• [What you will do]: Select lines where the word "inspectors" appears.

• [Record excerpts]:
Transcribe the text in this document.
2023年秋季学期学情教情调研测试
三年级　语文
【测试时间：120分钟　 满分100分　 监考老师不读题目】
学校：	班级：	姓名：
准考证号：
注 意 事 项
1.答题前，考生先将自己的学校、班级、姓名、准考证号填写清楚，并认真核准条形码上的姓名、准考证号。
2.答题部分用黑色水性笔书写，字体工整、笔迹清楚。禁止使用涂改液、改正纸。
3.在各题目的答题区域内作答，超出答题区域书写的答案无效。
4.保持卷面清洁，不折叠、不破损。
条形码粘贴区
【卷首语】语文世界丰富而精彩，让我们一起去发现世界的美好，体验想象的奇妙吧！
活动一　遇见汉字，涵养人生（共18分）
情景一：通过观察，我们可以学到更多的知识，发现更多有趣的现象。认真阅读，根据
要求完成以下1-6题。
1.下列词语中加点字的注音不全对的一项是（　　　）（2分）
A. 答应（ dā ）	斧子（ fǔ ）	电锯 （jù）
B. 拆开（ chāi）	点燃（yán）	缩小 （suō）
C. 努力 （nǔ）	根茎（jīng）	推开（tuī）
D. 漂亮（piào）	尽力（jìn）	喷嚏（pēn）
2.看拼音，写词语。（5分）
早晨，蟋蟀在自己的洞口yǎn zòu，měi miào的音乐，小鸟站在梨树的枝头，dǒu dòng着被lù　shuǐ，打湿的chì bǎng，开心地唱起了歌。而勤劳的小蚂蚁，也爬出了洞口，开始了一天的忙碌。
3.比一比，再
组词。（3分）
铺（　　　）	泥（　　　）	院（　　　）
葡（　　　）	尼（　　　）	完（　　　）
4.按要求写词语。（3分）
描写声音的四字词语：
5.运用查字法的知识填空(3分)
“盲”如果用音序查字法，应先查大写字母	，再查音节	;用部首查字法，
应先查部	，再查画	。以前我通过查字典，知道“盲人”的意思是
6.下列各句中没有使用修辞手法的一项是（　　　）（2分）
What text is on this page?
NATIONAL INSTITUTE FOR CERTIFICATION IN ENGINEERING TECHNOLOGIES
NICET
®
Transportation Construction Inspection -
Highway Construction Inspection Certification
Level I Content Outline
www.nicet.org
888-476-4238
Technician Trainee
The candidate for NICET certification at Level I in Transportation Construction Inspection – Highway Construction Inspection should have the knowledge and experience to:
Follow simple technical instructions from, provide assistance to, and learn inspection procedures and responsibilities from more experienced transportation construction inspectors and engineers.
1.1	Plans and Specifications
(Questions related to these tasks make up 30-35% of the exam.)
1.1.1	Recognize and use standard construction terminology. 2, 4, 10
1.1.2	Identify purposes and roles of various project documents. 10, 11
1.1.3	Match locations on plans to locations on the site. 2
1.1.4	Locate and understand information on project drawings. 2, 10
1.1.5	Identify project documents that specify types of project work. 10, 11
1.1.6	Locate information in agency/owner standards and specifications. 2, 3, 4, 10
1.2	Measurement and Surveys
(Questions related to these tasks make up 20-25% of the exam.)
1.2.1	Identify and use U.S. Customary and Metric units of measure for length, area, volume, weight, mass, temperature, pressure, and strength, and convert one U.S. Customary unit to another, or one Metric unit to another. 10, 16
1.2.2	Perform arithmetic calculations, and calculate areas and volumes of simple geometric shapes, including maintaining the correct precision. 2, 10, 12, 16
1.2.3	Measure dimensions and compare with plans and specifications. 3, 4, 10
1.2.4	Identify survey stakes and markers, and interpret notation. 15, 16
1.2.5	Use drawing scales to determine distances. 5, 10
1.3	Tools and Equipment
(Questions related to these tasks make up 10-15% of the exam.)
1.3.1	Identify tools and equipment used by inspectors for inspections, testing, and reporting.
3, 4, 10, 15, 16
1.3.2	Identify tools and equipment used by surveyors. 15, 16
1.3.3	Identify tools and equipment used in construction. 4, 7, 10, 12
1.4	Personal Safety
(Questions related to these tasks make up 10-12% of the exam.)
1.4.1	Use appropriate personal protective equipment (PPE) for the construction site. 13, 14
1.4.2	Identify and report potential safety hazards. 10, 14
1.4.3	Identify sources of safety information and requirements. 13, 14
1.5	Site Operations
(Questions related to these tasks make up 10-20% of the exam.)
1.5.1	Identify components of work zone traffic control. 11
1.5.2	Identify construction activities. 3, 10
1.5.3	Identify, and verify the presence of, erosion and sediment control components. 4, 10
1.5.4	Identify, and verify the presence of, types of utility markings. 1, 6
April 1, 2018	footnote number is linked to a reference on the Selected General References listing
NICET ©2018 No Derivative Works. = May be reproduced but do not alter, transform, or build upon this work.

• [Result]:
Follow simple technical instructions from, provide assistance to, and learn inspection procedures and responsibilities from more experienced transportation construction inspectors and engineers.
1.3.1	Identify tools and equipment used by inspectors for inspections, testing, and reporting.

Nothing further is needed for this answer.